## BEGIN

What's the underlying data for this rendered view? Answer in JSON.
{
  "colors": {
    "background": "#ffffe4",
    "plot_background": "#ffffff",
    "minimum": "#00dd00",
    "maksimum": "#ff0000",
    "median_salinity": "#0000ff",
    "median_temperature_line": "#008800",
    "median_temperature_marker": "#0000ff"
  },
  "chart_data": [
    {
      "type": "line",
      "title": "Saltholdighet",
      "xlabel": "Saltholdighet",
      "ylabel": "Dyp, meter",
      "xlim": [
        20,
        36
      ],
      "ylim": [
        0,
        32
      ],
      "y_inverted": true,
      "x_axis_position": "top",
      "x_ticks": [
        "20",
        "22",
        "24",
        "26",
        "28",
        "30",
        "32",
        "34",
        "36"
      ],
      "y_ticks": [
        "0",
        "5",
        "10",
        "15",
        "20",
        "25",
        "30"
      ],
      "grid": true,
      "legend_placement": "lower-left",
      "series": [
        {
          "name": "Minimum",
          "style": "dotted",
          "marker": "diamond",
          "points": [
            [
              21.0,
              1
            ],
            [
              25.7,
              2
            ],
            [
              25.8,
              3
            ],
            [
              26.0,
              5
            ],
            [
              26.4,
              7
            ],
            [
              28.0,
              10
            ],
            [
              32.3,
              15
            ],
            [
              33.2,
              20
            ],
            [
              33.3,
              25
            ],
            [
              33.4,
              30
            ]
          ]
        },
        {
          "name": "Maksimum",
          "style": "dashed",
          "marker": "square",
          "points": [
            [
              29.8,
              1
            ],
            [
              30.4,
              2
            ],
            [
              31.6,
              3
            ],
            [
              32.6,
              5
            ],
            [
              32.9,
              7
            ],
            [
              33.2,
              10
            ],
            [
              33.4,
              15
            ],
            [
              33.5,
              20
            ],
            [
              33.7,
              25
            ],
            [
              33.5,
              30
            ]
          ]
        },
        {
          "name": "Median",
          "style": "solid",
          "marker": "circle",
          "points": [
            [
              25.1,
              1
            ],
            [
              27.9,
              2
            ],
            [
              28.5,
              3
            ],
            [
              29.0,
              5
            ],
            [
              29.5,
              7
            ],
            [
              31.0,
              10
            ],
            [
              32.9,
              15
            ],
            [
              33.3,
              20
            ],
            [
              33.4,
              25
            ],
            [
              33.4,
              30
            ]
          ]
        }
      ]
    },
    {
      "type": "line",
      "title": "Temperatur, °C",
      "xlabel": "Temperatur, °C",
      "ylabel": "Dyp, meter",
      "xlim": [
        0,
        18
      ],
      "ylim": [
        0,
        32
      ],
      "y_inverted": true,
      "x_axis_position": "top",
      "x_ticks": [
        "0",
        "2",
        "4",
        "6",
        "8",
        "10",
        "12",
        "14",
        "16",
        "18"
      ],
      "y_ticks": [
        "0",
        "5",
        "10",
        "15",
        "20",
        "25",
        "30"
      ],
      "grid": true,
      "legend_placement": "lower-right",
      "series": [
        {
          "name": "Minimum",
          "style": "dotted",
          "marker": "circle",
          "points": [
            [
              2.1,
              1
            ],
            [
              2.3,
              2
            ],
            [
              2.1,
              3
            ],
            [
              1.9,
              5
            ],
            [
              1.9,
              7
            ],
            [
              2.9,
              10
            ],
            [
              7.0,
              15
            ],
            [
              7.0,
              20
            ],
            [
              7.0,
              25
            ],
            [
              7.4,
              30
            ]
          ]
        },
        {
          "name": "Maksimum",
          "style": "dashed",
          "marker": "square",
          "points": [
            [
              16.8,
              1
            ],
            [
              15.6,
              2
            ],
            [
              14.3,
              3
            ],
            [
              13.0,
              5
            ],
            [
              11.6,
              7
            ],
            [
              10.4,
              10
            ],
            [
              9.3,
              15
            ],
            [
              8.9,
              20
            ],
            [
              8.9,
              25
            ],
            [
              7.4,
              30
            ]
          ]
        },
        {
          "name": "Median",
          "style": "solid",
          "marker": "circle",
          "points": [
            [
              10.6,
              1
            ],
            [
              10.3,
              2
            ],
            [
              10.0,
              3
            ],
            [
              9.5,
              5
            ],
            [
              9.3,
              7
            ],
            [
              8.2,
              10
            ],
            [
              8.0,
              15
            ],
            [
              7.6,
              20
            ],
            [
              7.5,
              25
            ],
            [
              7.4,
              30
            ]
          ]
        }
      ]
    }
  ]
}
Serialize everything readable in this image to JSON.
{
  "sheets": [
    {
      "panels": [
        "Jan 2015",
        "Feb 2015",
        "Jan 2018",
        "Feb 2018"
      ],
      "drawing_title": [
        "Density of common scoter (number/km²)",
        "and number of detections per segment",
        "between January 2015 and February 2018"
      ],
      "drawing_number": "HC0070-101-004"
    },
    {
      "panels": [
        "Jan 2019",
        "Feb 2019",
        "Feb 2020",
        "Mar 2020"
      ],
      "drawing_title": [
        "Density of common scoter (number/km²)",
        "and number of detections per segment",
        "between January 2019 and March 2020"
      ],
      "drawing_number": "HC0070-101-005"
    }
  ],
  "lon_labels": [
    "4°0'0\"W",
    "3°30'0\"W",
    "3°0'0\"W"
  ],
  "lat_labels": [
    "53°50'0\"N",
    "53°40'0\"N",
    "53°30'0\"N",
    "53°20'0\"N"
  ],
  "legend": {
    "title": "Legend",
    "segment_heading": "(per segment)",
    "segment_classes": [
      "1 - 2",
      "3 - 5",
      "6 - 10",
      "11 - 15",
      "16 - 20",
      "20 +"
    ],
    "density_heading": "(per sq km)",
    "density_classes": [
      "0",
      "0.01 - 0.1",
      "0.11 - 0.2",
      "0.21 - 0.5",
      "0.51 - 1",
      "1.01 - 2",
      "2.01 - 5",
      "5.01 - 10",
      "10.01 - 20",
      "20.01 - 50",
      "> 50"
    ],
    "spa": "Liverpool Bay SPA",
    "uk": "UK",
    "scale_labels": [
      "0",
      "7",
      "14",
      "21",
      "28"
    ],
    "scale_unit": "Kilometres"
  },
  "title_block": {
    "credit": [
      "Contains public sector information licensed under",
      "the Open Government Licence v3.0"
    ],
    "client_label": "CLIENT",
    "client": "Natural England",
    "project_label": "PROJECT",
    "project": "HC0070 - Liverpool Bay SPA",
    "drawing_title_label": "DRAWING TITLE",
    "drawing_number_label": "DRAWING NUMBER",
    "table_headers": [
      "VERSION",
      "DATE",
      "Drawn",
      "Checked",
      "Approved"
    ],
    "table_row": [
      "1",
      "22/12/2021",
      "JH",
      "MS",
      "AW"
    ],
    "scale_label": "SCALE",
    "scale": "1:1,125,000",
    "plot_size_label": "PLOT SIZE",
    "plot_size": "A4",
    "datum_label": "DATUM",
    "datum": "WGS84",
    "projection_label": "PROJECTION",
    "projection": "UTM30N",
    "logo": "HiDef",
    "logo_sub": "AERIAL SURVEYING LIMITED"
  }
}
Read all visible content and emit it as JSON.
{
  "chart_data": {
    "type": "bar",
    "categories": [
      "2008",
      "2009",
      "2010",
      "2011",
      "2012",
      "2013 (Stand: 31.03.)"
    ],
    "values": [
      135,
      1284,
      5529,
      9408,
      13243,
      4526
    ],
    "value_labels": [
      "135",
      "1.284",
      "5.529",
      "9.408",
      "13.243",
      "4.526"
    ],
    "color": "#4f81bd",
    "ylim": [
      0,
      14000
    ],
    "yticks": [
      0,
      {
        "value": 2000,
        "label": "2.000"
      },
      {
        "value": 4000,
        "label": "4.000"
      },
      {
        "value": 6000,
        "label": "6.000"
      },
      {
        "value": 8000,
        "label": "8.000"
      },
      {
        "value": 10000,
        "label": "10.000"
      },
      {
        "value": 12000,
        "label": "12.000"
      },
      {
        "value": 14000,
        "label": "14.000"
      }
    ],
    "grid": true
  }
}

## END

Return every line from the one holding "Read all visible content and emit it as JSON." through the end of the data, exactly as it appears, with both ends kept and nothing else.

Complete answer:
Read all visible content and emit it as JSON.
{
  "chart_data": {
    "type": "bar",
    "categories": [
      "2008",
      "2009",
      "2010",
      "2011",
      "2012",
      "2013 (Stand: 31.03.)"
    ],
    "values": [
      135,
      1284,
      5529,
      9408,
      13243,
      4526
    ],
    "value_labels": [
      "135",
      "1.284",
      "5.529",
      "9.408",
      "13.243",
      "4.526"
    ],
    "color": "#4f81bd",
    "ylim": [
      0,
      14000
    ],
    "yticks": [
      0,
      {
        "value": 2000,
        "label": "2.000"
      },
      {
        "value": 4000,
        "label": "4.000"
      },
      {
        "value": 6000,
        "label": "6.000"
      },
      {
        "value": 8000,
        "label": "8.000"
      },
      {
        "value": 10000,
        "label": "10.000"
      },
      {
        "value": 12000,
        "label": "12.000"
      },
      {
        "value": 14000,
        "label": "14.000"
      }
    ],
    "grid": true
  }
}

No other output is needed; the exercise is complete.